§ RECORD EXTRACTS
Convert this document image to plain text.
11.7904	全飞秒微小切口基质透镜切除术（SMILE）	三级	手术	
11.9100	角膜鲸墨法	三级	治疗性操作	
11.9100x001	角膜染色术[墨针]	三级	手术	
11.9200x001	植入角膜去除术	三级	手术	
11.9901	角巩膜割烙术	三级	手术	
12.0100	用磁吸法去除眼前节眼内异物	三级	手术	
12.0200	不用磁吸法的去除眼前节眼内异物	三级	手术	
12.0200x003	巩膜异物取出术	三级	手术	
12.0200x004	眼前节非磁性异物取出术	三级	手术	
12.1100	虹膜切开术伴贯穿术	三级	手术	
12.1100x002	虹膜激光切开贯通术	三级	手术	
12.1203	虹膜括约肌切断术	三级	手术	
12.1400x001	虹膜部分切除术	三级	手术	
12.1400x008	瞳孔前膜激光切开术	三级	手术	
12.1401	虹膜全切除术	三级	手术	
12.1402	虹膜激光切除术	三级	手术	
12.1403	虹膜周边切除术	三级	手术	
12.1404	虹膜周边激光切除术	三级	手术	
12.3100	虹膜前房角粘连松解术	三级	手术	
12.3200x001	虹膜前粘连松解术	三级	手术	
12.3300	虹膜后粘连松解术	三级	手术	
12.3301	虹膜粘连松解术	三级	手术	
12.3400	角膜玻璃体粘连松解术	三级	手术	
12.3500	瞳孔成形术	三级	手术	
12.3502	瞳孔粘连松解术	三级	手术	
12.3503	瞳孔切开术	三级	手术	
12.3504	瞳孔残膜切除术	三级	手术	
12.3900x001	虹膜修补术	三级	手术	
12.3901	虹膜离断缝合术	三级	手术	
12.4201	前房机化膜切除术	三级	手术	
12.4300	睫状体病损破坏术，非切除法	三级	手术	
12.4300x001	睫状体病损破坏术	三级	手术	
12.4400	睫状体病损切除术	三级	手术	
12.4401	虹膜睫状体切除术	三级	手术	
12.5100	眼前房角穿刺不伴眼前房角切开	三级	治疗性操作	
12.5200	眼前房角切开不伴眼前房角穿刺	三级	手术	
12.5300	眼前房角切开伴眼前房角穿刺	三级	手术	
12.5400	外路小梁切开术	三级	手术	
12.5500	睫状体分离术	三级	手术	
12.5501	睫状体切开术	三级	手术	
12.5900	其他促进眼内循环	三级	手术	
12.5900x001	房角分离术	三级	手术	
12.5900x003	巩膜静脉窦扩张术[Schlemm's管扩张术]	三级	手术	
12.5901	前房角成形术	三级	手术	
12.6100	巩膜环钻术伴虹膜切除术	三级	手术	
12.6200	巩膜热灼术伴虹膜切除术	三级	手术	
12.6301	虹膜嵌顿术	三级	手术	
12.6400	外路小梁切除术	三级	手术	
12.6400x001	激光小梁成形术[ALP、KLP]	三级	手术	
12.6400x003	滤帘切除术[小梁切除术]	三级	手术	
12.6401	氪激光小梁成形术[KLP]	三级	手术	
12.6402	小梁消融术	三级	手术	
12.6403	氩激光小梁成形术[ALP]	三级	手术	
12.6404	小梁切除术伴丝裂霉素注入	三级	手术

§ TO BE DONE
Copy out every line of the listing that contains the string "睫状体病损破坏术".

§ ANSWER TO THIS EXERCISE
12.4300	睫状体病损破坏术，非切除法	三级	手术	
12.4300x001	睫状体病损破坏术	三级	手术	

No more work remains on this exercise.